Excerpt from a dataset
"""
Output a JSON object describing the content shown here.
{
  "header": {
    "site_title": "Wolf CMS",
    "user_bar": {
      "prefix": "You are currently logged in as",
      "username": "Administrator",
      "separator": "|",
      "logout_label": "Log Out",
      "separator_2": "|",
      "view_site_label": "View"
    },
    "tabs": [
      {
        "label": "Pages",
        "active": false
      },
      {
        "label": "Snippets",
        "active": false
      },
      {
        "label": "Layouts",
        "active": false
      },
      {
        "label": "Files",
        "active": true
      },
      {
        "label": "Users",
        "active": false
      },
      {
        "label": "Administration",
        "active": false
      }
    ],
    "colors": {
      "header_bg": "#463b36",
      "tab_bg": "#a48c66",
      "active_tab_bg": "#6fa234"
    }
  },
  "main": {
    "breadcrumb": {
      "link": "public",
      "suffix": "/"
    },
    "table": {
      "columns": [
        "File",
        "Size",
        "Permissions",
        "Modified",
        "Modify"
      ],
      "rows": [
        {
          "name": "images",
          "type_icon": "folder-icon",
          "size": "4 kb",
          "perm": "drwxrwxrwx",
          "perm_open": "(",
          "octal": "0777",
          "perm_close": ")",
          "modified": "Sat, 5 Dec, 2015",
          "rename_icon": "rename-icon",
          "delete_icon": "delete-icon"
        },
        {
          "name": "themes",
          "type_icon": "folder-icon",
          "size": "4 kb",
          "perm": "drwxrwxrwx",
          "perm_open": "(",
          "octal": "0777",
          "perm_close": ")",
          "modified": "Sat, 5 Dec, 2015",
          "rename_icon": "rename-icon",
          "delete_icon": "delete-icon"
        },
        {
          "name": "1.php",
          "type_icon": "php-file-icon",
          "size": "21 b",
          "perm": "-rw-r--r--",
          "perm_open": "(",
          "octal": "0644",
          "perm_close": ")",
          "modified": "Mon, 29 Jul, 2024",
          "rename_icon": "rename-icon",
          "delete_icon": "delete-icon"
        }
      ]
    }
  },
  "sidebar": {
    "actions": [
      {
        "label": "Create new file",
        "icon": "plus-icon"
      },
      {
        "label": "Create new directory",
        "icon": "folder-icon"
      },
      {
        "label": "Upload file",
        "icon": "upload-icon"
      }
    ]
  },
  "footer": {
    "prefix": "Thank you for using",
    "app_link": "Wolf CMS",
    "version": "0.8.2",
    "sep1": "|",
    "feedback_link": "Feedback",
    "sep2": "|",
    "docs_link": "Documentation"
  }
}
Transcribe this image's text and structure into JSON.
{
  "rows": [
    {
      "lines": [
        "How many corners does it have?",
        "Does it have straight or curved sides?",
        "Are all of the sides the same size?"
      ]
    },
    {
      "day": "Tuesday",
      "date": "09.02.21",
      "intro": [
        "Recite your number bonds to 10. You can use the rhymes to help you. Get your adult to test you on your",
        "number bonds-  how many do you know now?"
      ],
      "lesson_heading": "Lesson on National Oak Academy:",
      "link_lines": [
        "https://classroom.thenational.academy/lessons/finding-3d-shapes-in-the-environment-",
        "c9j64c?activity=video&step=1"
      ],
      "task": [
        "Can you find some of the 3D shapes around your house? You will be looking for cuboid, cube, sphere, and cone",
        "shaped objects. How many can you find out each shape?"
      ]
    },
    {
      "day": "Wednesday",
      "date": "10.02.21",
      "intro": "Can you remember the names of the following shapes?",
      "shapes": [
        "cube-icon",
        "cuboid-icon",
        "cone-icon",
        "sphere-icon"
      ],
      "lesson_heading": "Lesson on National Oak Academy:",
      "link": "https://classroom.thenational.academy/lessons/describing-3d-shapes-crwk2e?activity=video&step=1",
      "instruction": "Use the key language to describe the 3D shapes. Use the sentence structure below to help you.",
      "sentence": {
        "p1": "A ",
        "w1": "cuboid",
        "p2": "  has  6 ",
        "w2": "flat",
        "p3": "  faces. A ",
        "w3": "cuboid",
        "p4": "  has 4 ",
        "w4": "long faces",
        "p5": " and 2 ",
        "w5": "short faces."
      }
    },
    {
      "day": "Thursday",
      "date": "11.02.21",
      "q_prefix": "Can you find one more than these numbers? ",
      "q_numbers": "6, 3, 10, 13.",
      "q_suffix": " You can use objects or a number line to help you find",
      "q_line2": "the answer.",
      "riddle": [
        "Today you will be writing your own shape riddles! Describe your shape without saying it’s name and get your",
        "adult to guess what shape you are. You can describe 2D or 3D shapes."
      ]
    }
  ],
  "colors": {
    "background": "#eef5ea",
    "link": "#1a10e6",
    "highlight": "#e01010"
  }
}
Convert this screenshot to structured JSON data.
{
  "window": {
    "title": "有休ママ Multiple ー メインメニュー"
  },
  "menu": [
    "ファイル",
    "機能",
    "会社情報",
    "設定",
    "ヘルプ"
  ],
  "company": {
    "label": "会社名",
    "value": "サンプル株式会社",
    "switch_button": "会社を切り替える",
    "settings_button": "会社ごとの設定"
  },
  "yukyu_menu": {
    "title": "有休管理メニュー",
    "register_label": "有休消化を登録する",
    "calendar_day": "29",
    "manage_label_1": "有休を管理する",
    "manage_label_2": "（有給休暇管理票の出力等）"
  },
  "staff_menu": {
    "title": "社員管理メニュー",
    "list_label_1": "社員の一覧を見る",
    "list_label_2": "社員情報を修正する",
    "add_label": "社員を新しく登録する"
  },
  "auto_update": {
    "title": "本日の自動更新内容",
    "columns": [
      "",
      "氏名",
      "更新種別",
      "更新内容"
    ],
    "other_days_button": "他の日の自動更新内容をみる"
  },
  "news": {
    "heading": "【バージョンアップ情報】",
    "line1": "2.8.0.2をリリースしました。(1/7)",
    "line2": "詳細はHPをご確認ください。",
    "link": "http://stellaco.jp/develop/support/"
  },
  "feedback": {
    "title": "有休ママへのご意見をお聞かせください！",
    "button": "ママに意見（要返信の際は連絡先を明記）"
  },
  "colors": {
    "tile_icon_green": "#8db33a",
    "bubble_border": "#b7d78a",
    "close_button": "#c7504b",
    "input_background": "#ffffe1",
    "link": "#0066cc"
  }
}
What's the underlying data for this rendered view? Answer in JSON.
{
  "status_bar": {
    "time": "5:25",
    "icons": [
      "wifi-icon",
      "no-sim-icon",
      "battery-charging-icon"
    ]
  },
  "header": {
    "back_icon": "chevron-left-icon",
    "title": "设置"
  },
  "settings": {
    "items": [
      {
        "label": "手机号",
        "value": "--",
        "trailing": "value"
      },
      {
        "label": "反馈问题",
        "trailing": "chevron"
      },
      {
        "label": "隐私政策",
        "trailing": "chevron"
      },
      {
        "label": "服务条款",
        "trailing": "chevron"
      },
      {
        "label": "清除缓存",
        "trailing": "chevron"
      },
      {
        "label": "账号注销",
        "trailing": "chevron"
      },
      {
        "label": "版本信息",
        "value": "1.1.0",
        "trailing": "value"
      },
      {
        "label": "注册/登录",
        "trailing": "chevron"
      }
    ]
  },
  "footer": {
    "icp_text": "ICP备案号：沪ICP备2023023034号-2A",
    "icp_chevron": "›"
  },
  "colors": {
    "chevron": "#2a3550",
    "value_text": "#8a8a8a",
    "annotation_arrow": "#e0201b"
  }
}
"""
* The problem *
Your task is to retype all the records above with nothing left out.

* Result of this task *
Output a JSON object describing the content shown here.
{
  "header": {
    "site_title": "Wolf CMS",
    "user_bar": {
      "prefix": "You are currently logged in as",
      "username": "Administrator",
      "separator": "|",
      "logout_label": "Log Out",
      "separator_2": "|",
      "view_site_label": "View"
    },
    "tabs": [
      {
        "label": "Pages",
        "active": false
      },
      {
        "label": "Snippets",
        "active": false
      },
      {
        "label": "Layouts",
        "active": false
      },
      {
        "label": "Files",
        "active": true
      },
      {
        "label": "Users",
        "active": false
      },
      {
        "label": "Administration",
        "active": false
      }
    ],
    "colors": {
      "header_bg": "#463b36",
      "tab_bg": "#a48c66",
      "active_tab_bg": "#6fa234"
    }
  },
  "main": {
    "breadcrumb": {
      "link": "public",
      "suffix": "/"
    },
    "table": {
      "columns": [
        "File",
        "Size",
        "Permissions",
        "Modified",
        "Modify"
      ],
      "rows": [
        {
          "name": "images",
          "type_icon": "folder-icon",
          "size": "4 kb",
          "perm": "drwxrwxrwx",
          "perm_open": "(",
          "octal": "0777",
          "perm_close": ")",
          "modified": "Sat, 5 Dec, 2015",
          "rename_icon": "rename-icon",
          "delete_icon": "delete-icon"
        },
        {
          "name": "themes",
          "type_icon": "folder-icon",
          "size": "4 kb",
          "perm": "drwxrwxrwx",
          "perm_open": "(",
          "octal": "0777",
          "perm_close": ")",
          "modified": "Sat, 5 Dec, 2015",
          "rename_icon": "rename-icon",
          "delete_icon": "delete-icon"
        },
        {
          "name": "1.php",
          "type_icon": "php-file-icon",
          "size": "21 b",
          "perm": "-rw-r--r--",
          "perm_open": "(",
          "octal": "0644",
          "perm_close": ")",
          "modified": "Mon, 29 Jul, 2024",
          "rename_icon": "rename-icon",
          "delete_icon": "delete-icon"
        }
      ]
    }
  },
  "sidebar": {
    "actions": [
      {
        "label": "Create new file",
        "icon": "plus-icon"
      },
      {
        "label": "Create new directory",
        "icon": "folder-icon"
      },
      {
        "label": "Upload file",
        "icon": "upload-icon"
      }
    ]
  },
  "footer": {
    "prefix": "Thank you for using",
    "app_link": "Wolf CMS",
    "version": "0.8.2",
    "sep1": "|",
    "feedback_link": "Feedback",
    "sep2": "|",
    "docs_link": "Documentation"
  }
}
Transcribe this image's text and structure into JSON.
{
  "rows": [
    {
      "lines": [
        "How many corners does it have?",
        "Does it have straight or curved sides?",
        "Are all of the sides the same size?"
      ]
    },
    {
      "day": "Tuesday",
      "date": "09.02.21",
      "intro": [
        "Recite your number bonds to 10. You can use the rhymes to help you. Get your adult to test you on your",
        "number bonds-  how many do you know now?"
      ],
      "lesson_heading": "Lesson on National Oak Academy:",
      "link_lines": [
        "https://classroom.thenational.academy/lessons/finding-3d-shapes-in-the-environment-",
        "c9j64c?activity=video&step=1"
      ],
      "task": [
        "Can you find some of the 3D shapes around your house? You will be looking for cuboid, cube, sphere, and cone",
        "shaped objects. How many can you find out each shape?"
      ]
    },
    {
      "day": "Wednesday",
      "date": "10.02.21",
      "intro": "Can you remember the names of the following shapes?",
      "shapes": [
        "cube-icon",
        "cuboid-icon",
        "cone-icon",
        "sphere-icon"
      ],
      "lesson_heading": "Lesson on National Oak Academy:",
      "link": "https://classroom.thenational.academy/lessons/describing-3d-shapes-crwk2e?activity=video&step=1",
      "instruction": "Use the key language to describe the 3D shapes. Use the sentence structure below to help you.",
      "sentence": {
        "p1": "A ",
        "w1": "cuboid",
        "p2": "  has  6 ",
        "w2": "flat",
        "p3": "  faces. A ",
        "w3": "cuboid",
        "p4": "  has 4 ",
        "w4": "long faces",
        "p5": " and 2 ",
        "w5": "short faces."
      }
    },
    {
      "day": "Thursday",
      "date": "11.02.21",
      "q_prefix": "Can you find one more than these numbers? ",
      "q_numbers": "6, 3, 10, 13.",
      "q_suffix": " You can use objects or a number line to help you find",
      "q_line2": "the answer.",
      "riddle": [
        "Today you will be writing your own shape riddles! Describe your shape without saying it’s name and get your",
        "adult to guess what shape you are. You can describe 2D or 3D shapes."
      ]
    }
  ],
  "colors": {
    "background": "#eef5ea",
    "link": "#1a10e6",
    "highlight": "#e01010"
  }
}
Convert this screenshot to structured JSON data.
{
  "window": {
    "title": "有休ママ Multiple ー メインメニュー"
  },
  "menu": [
    "ファイル",
    "機能",
    "会社情報",
    "設定",
    "ヘルプ"
  ],
  "company": {
    "label": "会社名",
    "value": "サンプル株式会社",
    "switch_button": "会社を切り替える",
    "settings_button": "会社ごとの設定"
  },
  "yukyu_menu": {
    "title": "有休管理メニュー",
    "register_label": "有休消化を登録する",
    "calendar_day": "29",
    "manage_label_1": "有休を管理する",
    "manage_label_2": "（有給休暇管理票の出力等）"
  },
  "staff_menu": {
    "title": "社員管理メニュー",
    "list_label_1": "社員の一覧を見る",
    "list_label_2": "社員情報を修正する",
    "add_label": "社員を新しく登録する"
  },
  "auto_update": {
    "title": "本日の自動更新内容",
    "columns": [
      "",
      "氏名",
      "更新種別",
      "更新内容"
    ],
    "other_days_button": "他の日の自動更新内容をみる"
  },
  "news": {
    "heading": "【バージョンアップ情報】",
    "line1": "2.8.0.2をリリースしました。(1/7)",
    "line2": "詳細はHPをご確認ください。",
    "link": "http://stellaco.jp/develop/support/"
  },
  "feedback": {
    "title": "有休ママへのご意見をお聞かせください！",
    "button": "ママに意見（要返信の際は連絡先を明記）"
  },
  "colors": {
    "tile_icon_green": "#8db33a",
    "bubble_border": "#b7d78a",
    "close_button": "#c7504b",
    "input_background": "#ffffe1",
    "link": "#0066cc"
  }
}
What's the underlying data for this rendered view? Answer in JSON.
{
  "status_bar": {
    "time": "5:25",
    "icons": [
      "wifi-icon",
      "no-sim-icon",
      "battery-charging-icon"
    ]
  },
  "header": {
    "back_icon": "chevron-left-icon",
    "title": "设置"
  },
  "settings": {
    "items": [
      {
        "label": "手机号",
        "value": "--",
        "trailing": "value"
      },
      {
        "label": "反馈问题",
        "trailing": "chevron"
      },
      {
        "label": "隐私政策",
        "trailing": "chevron"
      },
      {
        "label": "服务条款",
        "trailing": "chevron"
      },
      {
        "label": "清除缓存",
        "trailing": "chevron"
      },
      {
        "label": "账号注销",
        "trailing": "chevron"
      },
      {
        "label": "版本信息",
        "value": "1.1.0",
        "trailing": "value"
      },
      {
        "label": "注册/登录",
        "trailing": "chevron"
      }
    ]
  },
  "footer": {
    "icp_text": "ICP备案号：沪ICP备2023023034号-2A",
    "icp_chevron": "›"
  },
  "colors": {
    "chevron": "#2a3550",
    "value_text": "#8a8a8a",
    "annotation_arrow": "#e0201b"
  }
}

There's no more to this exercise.